*WHAT YOU NEED TO DO*. Locate the string "band" in the listing below. Copy every line where it is found.

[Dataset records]
▼

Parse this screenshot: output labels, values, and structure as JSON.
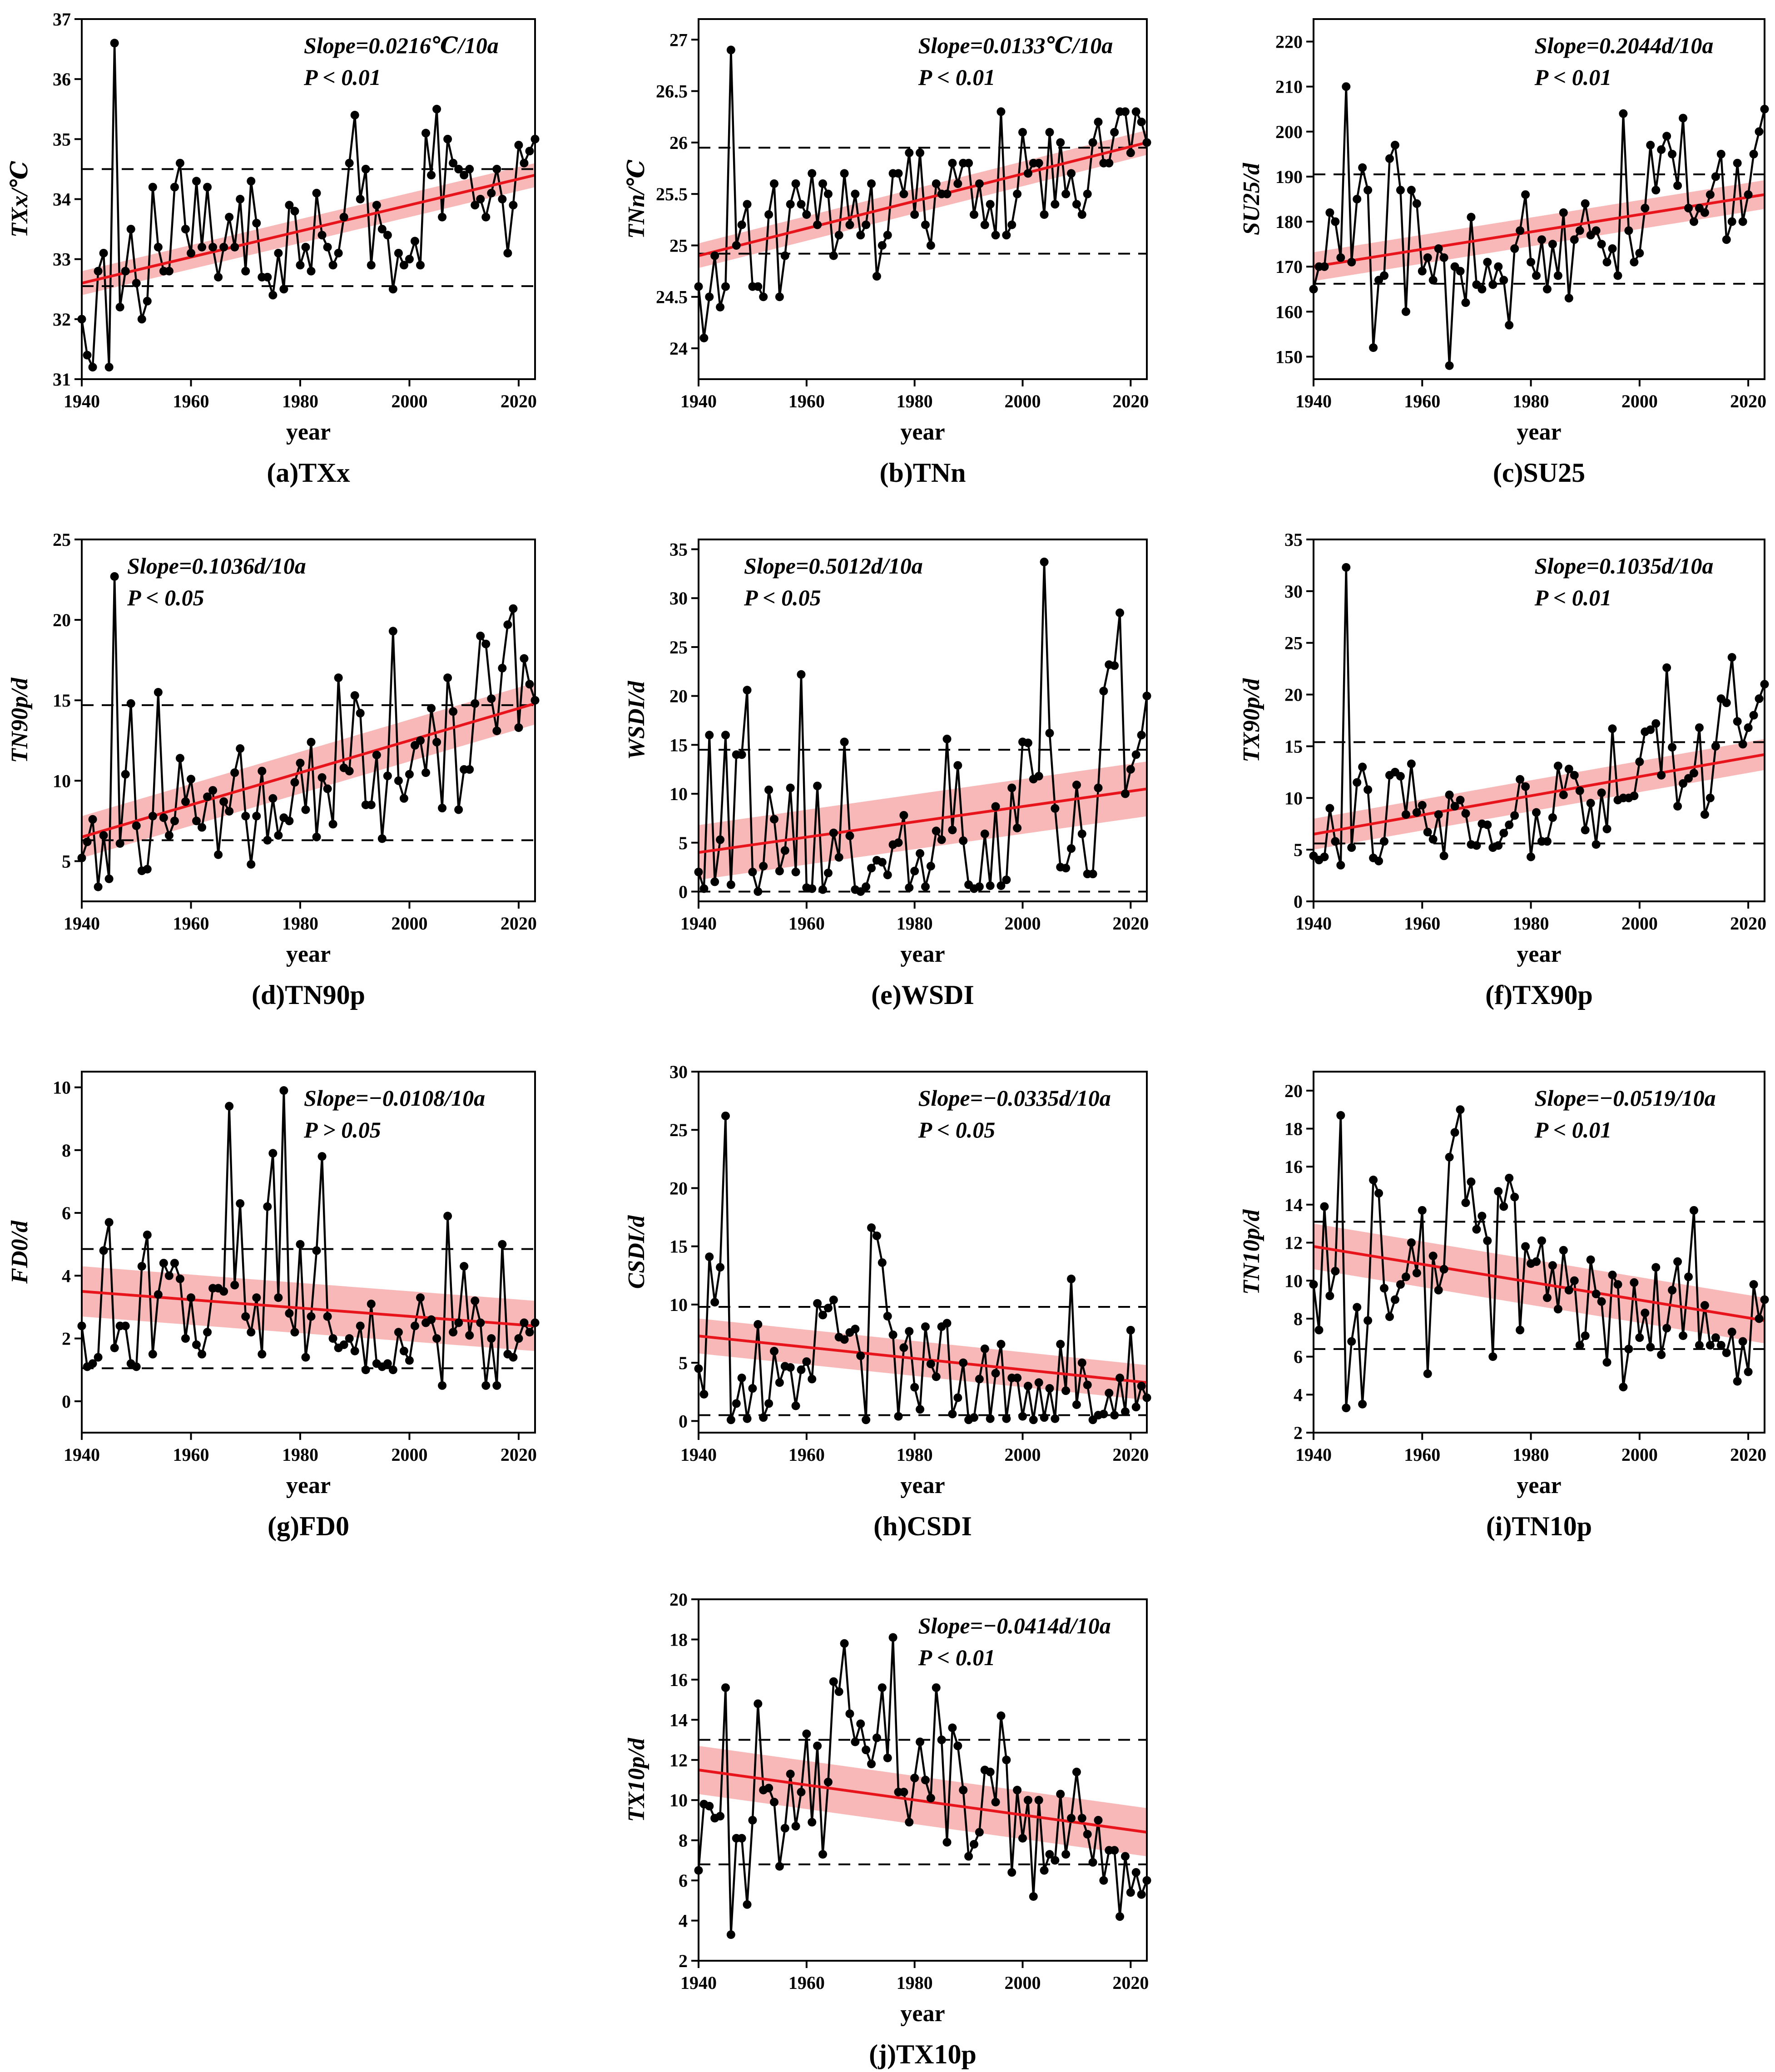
{
  "colors": {
    "series": "#000000",
    "trend": "#e8141c",
    "band": "#f5a0a0",
    "threshold": "#000000"
  },
  "chart_data": [
    {
      "type": "line",
      "title": "(a)TXx",
      "ylabel": "TXx/℃",
      "xlabel": "year",
      "xlim": [
        1940,
        2023
      ],
      "ylim": [
        31,
        37
      ],
      "yticks": [
        31,
        32,
        33,
        34,
        35,
        36,
        37
      ],
      "xticks": [
        1940,
        1960,
        1980,
        2000,
        2020
      ],
      "slope_text": "Slope=0.0216℃/10a",
      "p_text": "P < 0.01",
      "annotation_position": "top-right",
      "thresholds": [
        34.5,
        32.55
      ],
      "trend": [
        32.6,
        34.4
      ],
      "band": 0.2,
      "values": [
        32.0,
        31.4,
        31.2,
        32.8,
        33.1,
        31.2,
        36.6,
        32.2,
        32.8,
        33.5,
        32.6,
        32.0,
        32.3,
        34.2,
        33.2,
        32.8,
        32.8,
        34.2,
        34.6,
        33.5,
        33.1,
        34.3,
        33.2,
        34.2,
        33.2,
        32.7,
        33.2,
        33.7,
        33.2,
        34.0,
        32.8,
        34.3,
        33.6,
        32.7,
        32.7,
        32.4,
        33.1,
        32.5,
        33.9,
        33.8,
        32.9,
        33.2,
        32.8,
        34.1,
        33.4,
        33.2,
        32.9,
        33.1,
        33.7,
        34.6,
        35.4,
        34.0,
        34.5,
        32.9,
        33.9,
        33.5,
        33.4,
        32.5,
        33.1,
        32.9,
        33.0,
        33.3,
        32.9,
        35.1,
        34.4,
        35.5,
        33.7,
        35.0,
        34.6,
        34.5,
        34.4,
        34.5,
        33.9,
        34.0,
        33.7,
        34.1,
        34.5,
        34.0,
        33.1,
        33.9,
        34.9,
        34.6,
        34.8,
        35.0
      ]
    },
    {
      "type": "line",
      "title": "(b)TNn",
      "ylabel": "TNn/℃",
      "xlabel": "year",
      "xlim": [
        1940,
        2023
      ],
      "ylim": [
        23.7,
        27.2
      ],
      "yticks": [
        24.0,
        24.5,
        25.0,
        25.5,
        26.0,
        26.5,
        27.0
      ],
      "xticks": [
        1940,
        1960,
        1980,
        2000,
        2020
      ],
      "slope_text": "Slope=0.0133℃/10a",
      "p_text": "P < 0.01",
      "annotation_position": "top-right",
      "thresholds": [
        25.95,
        24.92
      ],
      "trend": [
        24.9,
        26.0
      ],
      "band": 0.12,
      "values": [
        24.6,
        24.1,
        24.5,
        24.9,
        24.4,
        24.6,
        26.9,
        25.0,
        25.2,
        25.4,
        24.6,
        24.6,
        24.5,
        25.3,
        25.6,
        24.5,
        24.9,
        25.4,
        25.6,
        25.4,
        25.3,
        25.7,
        25.2,
        25.6,
        25.5,
        24.9,
        25.1,
        25.7,
        25.2,
        25.5,
        25.1,
        25.2,
        25.6,
        24.7,
        25.0,
        25.1,
        25.7,
        25.7,
        25.5,
        25.9,
        25.3,
        25.9,
        25.2,
        25.0,
        25.6,
        25.5,
        25.5,
        25.8,
        25.6,
        25.8,
        25.8,
        25.3,
        25.6,
        25.2,
        25.4,
        25.1,
        26.3,
        25.1,
        25.2,
        25.5,
        26.1,
        25.7,
        25.8,
        25.8,
        25.3,
        26.1,
        25.4,
        26.0,
        25.5,
        25.7,
        25.4,
        25.3,
        25.5,
        26.0,
        26.2,
        25.8,
        25.8,
        26.1,
        26.3,
        26.3,
        25.9,
        26.3,
        26.2,
        26.0
      ]
    },
    {
      "type": "line",
      "title": "(c)SU25",
      "ylabel": "SU25/d",
      "xlabel": "year",
      "xlim": [
        1940,
        2023
      ],
      "ylim": [
        145,
        225
      ],
      "yticks": [
        150,
        160,
        170,
        180,
        190,
        200,
        210,
        220
      ],
      "xticks": [
        1940,
        1960,
        1980,
        2000,
        2020
      ],
      "slope_text": "Slope=0.2044d/10a",
      "p_text": "P < 0.01",
      "annotation_position": "top-right",
      "thresholds": [
        190.5,
        166.2
      ],
      "trend": [
        170.0,
        186.0
      ],
      "band": 3.2,
      "values": [
        165,
        170,
        170,
        182,
        180,
        172,
        210,
        171,
        185,
        192,
        187,
        152,
        167,
        168,
        194,
        197,
        187,
        160,
        187,
        184,
        169,
        172,
        167,
        174,
        172,
        148,
        170,
        169,
        162,
        181,
        166,
        165,
        171,
        166,
        170,
        167,
        157,
        174,
        178,
        186,
        171,
        168,
        176,
        165,
        175,
        168,
        182,
        163,
        176,
        178,
        184,
        177,
        178,
        175,
        171,
        174,
        168,
        204,
        178,
        171,
        173,
        183,
        197,
        187,
        196,
        199,
        195,
        188,
        203,
        183,
        180,
        183,
        182,
        186,
        190,
        195,
        176,
        180,
        193,
        180,
        186,
        195,
        200,
        205
      ]
    },
    {
      "type": "line",
      "title": "(d)TN90p",
      "ylabel": "TN90p/d",
      "xlabel": "year",
      "xlim": [
        1940,
        2023
      ],
      "ylim": [
        2.5,
        25
      ],
      "yticks": [
        5,
        10,
        15,
        20,
        25
      ],
      "xticks": [
        1940,
        1960,
        1980,
        2000,
        2020
      ],
      "slope_text": "Slope=0.1036d/10a",
      "p_text": "P < 0.05",
      "annotation_position": "top-left",
      "thresholds": [
        14.7,
        6.3
      ],
      "trend": [
        6.5,
        14.8
      ],
      "band": 1.3,
      "values": [
        5.2,
        6.2,
        7.6,
        3.4,
        6.6,
        3.9,
        22.7,
        6.1,
        10.4,
        14.8,
        7.2,
        4.4,
        4.5,
        7.8,
        15.5,
        7.7,
        6.6,
        7.5,
        11.4,
        8.7,
        10.1,
        7.5,
        7.1,
        9.0,
        9.4,
        5.4,
        8.7,
        8.1,
        10.5,
        12.0,
        7.8,
        4.8,
        7.8,
        10.6,
        6.3,
        8.9,
        6.6,
        7.7,
        7.5,
        9.9,
        11.1,
        8.2,
        12.4,
        6.5,
        10.2,
        9.5,
        7.3,
        16.4,
        10.8,
        10.6,
        15.3,
        14.2,
        8.5,
        8.5,
        11.6,
        6.4,
        10.3,
        19.3,
        10.0,
        8.9,
        10.4,
        12.2,
        12.5,
        10.5,
        14.5,
        12.4,
        8.3,
        16.4,
        14.3,
        8.2,
        10.7,
        10.7,
        14.8,
        19.0,
        18.5,
        15.1,
        13.1,
        17.0,
        19.7,
        20.7,
        13.3,
        17.6,
        16.0,
        15.0
      ]
    },
    {
      "type": "line",
      "title": "(e)WSDI",
      "ylabel": "WSDI/d",
      "xlabel": "year",
      "xlim": [
        1940,
        2023
      ],
      "ylim": [
        -1,
        36
      ],
      "yticks": [
        0,
        5,
        10,
        15,
        20,
        25,
        30,
        35
      ],
      "xticks": [
        1940,
        1960,
        1980,
        2000,
        2020
      ],
      "slope_text": "Slope=0.5012d/10a",
      "p_text": "P < 0.05",
      "annotation_position": "top-left",
      "thresholds": [
        14.5,
        0.0
      ],
      "trend": [
        4.0,
        10.5
      ],
      "band": 2.8,
      "values": [
        2.0,
        0.3,
        16.0,
        1.0,
        5.3,
        16.0,
        0.7,
        14.0,
        14.0,
        20.6,
        2.0,
        0.0,
        2.6,
        10.4,
        7.4,
        2.1,
        4.2,
        10.6,
        2.0,
        22.2,
        0.4,
        0.3,
        10.8,
        0.2,
        1.9,
        6.0,
        3.5,
        15.3,
        5.7,
        0.2,
        0.0,
        0.5,
        2.4,
        3.2,
        3.0,
        1.7,
        4.8,
        5.0,
        7.8,
        0.4,
        2.1,
        3.9,
        0.5,
        2.6,
        6.2,
        5.3,
        15.6,
        6.3,
        12.9,
        5.2,
        0.7,
        0.3,
        0.5,
        5.9,
        0.6,
        8.7,
        0.6,
        1.2,
        10.6,
        6.5,
        15.3,
        15.2,
        11.5,
        11.8,
        33.7,
        16.2,
        8.5,
        2.5,
        2.4,
        4.4,
        10.9,
        5.9,
        1.8,
        1.8,
        10.6,
        20.5,
        23.2,
        23.1,
        28.5,
        10.0,
        12.5,
        14.0,
        16.0,
        20.0
      ]
    },
    {
      "type": "line",
      "title": "(f)TX90p",
      "ylabel": "TX90p/d",
      "xlabel": "year",
      "xlim": [
        1940,
        2023
      ],
      "ylim": [
        0,
        35
      ],
      "yticks": [
        0,
        5,
        10,
        15,
        20,
        25,
        30,
        35
      ],
      "xticks": [
        1940,
        1960,
        1980,
        2000,
        2020
      ],
      "slope_text": "Slope=0.1035d/10a",
      "p_text": "P < 0.01",
      "annotation_position": "top-right",
      "thresholds": [
        15.4,
        5.6
      ],
      "trend": [
        6.5,
        14.2
      ],
      "band": 1.5,
      "values": [
        4.4,
        4.0,
        4.3,
        9.0,
        5.8,
        3.5,
        32.3,
        5.2,
        11.5,
        13.0,
        10.8,
        4.2,
        3.9,
        5.8,
        12.2,
        12.5,
        12.1,
        8.4,
        13.3,
        8.6,
        9.3,
        6.7,
        6.0,
        8.4,
        4.4,
        10.3,
        9.2,
        9.8,
        8.5,
        5.5,
        5.4,
        7.5,
        7.4,
        5.2,
        5.4,
        6.6,
        7.4,
        8.3,
        11.8,
        11.1,
        4.3,
        8.6,
        5.8,
        5.8,
        8.1,
        13.1,
        10.3,
        12.8,
        12.2,
        10.7,
        6.9,
        9.5,
        5.5,
        10.5,
        7.0,
        16.7,
        9.8,
        10.0,
        10.0,
        10.2,
        13.5,
        16.4,
        16.6,
        17.2,
        12.2,
        22.6,
        14.9,
        9.2,
        11.4,
        11.9,
        12.4,
        16.8,
        8.4,
        10.0,
        15.0,
        19.6,
        19.2,
        23.6,
        17.4,
        15.2,
        16.8,
        18.0,
        19.6,
        21.0
      ]
    },
    {
      "type": "line",
      "title": "(g)FD0",
      "ylabel": "FD0/d",
      "xlabel": "year",
      "xlim": [
        1940,
        2023
      ],
      "ylim": [
        -1,
        10.5
      ],
      "yticks": [
        0,
        2,
        4,
        6,
        8,
        10
      ],
      "xticks": [
        1940,
        1960,
        1980,
        2000,
        2020
      ],
      "slope_text": "Slope=−0.0108/10a",
      "p_text": "P > 0.05",
      "annotation_position": "top-right",
      "thresholds": [
        4.85,
        1.05
      ],
      "trend": [
        3.5,
        2.4
      ],
      "band": 0.8,
      "values": [
        2.4,
        1.1,
        1.2,
        1.4,
        4.8,
        5.7,
        1.7,
        2.4,
        2.4,
        1.2,
        1.1,
        4.3,
        5.3,
        1.5,
        3.4,
        4.4,
        4.0,
        4.4,
        3.9,
        2.0,
        3.3,
        1.8,
        1.5,
        2.2,
        3.6,
        3.6,
        3.5,
        9.4,
        3.7,
        6.3,
        2.7,
        2.2,
        3.3,
        1.5,
        6.2,
        7.9,
        3.3,
        9.9,
        2.8,
        2.2,
        5.0,
        1.4,
        2.7,
        4.8,
        7.8,
        2.7,
        2.0,
        1.7,
        1.8,
        2.0,
        1.6,
        2.4,
        1.0,
        3.1,
        1.2,
        1.1,
        1.2,
        1.0,
        2.2,
        1.6,
        1.3,
        2.4,
        3.3,
        2.5,
        2.6,
        2.0,
        0.5,
        5.9,
        2.2,
        2.5,
        4.3,
        2.1,
        3.2,
        2.5,
        0.5,
        2.0,
        0.5,
        5.0,
        1.5,
        1.4,
        2.0,
        2.5,
        2.2,
        2.5
      ]
    },
    {
      "type": "line",
      "title": "(h)CSDI",
      "ylabel": "CSDI/d",
      "xlabel": "year",
      "xlim": [
        1940,
        2023
      ],
      "ylim": [
        -1,
        30
      ],
      "yticks": [
        0,
        5,
        10,
        15,
        20,
        25,
        30
      ],
      "xticks": [
        1940,
        1960,
        1980,
        2000,
        2020
      ],
      "slope_text": "Slope=−0.0335d/10a",
      "p_text": "P < 0.05",
      "annotation_position": "top-right",
      "thresholds": [
        9.8,
        0.5
      ],
      "trend": [
        7.3,
        3.3
      ],
      "band": 1.5,
      "values": [
        4.5,
        2.3,
        14.1,
        10.2,
        13.2,
        26.2,
        0.1,
        1.5,
        3.7,
        0.2,
        2.8,
        8.3,
        0.3,
        1.5,
        6.0,
        3.3,
        4.7,
        4.6,
        1.3,
        4.4,
        5.1,
        3.6,
        10.1,
        9.1,
        9.7,
        10.4,
        7.2,
        7.0,
        7.6,
        7.9,
        5.6,
        0.1,
        16.6,
        15.9,
        13.6,
        9.0,
        7.4,
        0.4,
        6.3,
        7.7,
        2.9,
        1.0,
        8.1,
        4.9,
        3.8,
        8.1,
        8.4,
        0.6,
        2.0,
        5.0,
        0.1,
        0.3,
        3.6,
        6.2,
        0.2,
        4.1,
        6.6,
        0.2,
        3.7,
        3.7,
        0.4,
        3.0,
        0.1,
        3.3,
        0.3,
        2.8,
        0.2,
        6.6,
        2.6,
        12.2,
        1.4,
        5.0,
        3.1,
        0.1,
        0.5,
        0.6,
        2.4,
        0.5,
        3.7,
        0.8,
        7.8,
        1.2,
        3.0,
        2.0
      ]
    },
    {
      "type": "line",
      "title": "(i)TN10p",
      "ylabel": "TN10p/d",
      "xlabel": "year",
      "xlim": [
        1940,
        2023
      ],
      "ylim": [
        2,
        21
      ],
      "yticks": [
        2,
        4,
        6,
        8,
        10,
        12,
        14,
        16,
        18,
        20
      ],
      "xticks": [
        1940,
        1960,
        1980,
        2000,
        2020
      ],
      "slope_text": "Slope=−0.0519/10a",
      "p_text": "P < 0.01",
      "annotation_position": "top-right",
      "thresholds": [
        13.1,
        6.4
      ],
      "trend": [
        11.8,
        7.9
      ],
      "band": 1.2,
      "values": [
        9.8,
        7.4,
        13.9,
        9.2,
        10.5,
        18.7,
        3.3,
        6.8,
        8.6,
        3.5,
        7.9,
        15.3,
        14.6,
        9.6,
        8.1,
        9.0,
        9.8,
        10.2,
        12.0,
        10.4,
        13.7,
        5.1,
        11.3,
        9.5,
        10.6,
        16.5,
        17.8,
        19.0,
        14.1,
        15.2,
        12.7,
        13.4,
        12.1,
        6.0,
        14.7,
        13.9,
        15.4,
        14.4,
        7.4,
        11.8,
        10.9,
        11.0,
        12.1,
        9.1,
        10.8,
        8.5,
        11.6,
        9.5,
        10.0,
        6.6,
        7.1,
        11.1,
        9.3,
        8.9,
        5.7,
        10.3,
        9.8,
        4.4,
        6.4,
        9.9,
        7.0,
        8.3,
        6.5,
        10.7,
        6.1,
        7.5,
        9.5,
        11.0,
        7.1,
        10.2,
        13.7,
        6.6,
        8.7,
        6.6,
        7.0,
        6.6,
        6.2,
        7.3,
        4.7,
        6.8,
        5.2,
        9.8,
        8.0,
        9.0
      ]
    },
    {
      "type": "line",
      "title": "(j)TX10p",
      "ylabel": "TX10p/d",
      "xlabel": "year",
      "xlim": [
        1940,
        2023
      ],
      "ylim": [
        2,
        20
      ],
      "yticks": [
        2,
        4,
        6,
        8,
        10,
        12,
        14,
        16,
        18,
        20
      ],
      "xticks": [
        1940,
        1960,
        1980,
        2000,
        2020
      ],
      "slope_text": "Slope=−0.0414d/10a",
      "p_text": "P < 0.01",
      "annotation_position": "top-right",
      "thresholds": [
        13.0,
        6.8
      ],
      "trend": [
        11.5,
        8.4
      ],
      "band": 1.2,
      "values": [
        6.5,
        9.8,
        9.7,
        9.1,
        9.2,
        15.6,
        3.3,
        8.1,
        8.1,
        4.8,
        9.0,
        14.8,
        10.5,
        10.6,
        9.9,
        6.7,
        8.6,
        11.3,
        8.7,
        10.4,
        13.3,
        8.9,
        12.7,
        7.3,
        10.9,
        15.9,
        15.4,
        17.8,
        14.3,
        12.9,
        13.8,
        12.5,
        11.8,
        13.1,
        15.6,
        12.1,
        18.1,
        10.4,
        10.4,
        8.9,
        11.1,
        12.9,
        11.0,
        10.1,
        15.6,
        13.0,
        7.9,
        13.6,
        12.7,
        10.5,
        7.2,
        7.8,
        8.4,
        11.5,
        11.4,
        9.9,
        14.2,
        12.0,
        6.4,
        10.5,
        8.1,
        10.0,
        5.2,
        10.0,
        6.5,
        7.3,
        7.0,
        10.3,
        7.3,
        9.1,
        11.4,
        9.1,
        8.3,
        6.9,
        9.0,
        6.0,
        7.5,
        7.5,
        4.2,
        7.2,
        5.4,
        6.4,
        5.3,
        6.0
      ]
    }
  ]
}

▲

*WRITTEN SOLUTION*.
    "band": "#f5a0a0",
      "band": 0.2,
      "band": 0.12,
      "band": 3.2,
      "band": 1.3,
      "band": 2.8,
      "band": 1.5,
      "band": 0.8,
      "band": 1.5,
      "band": 1.2,
      "band": 1.2,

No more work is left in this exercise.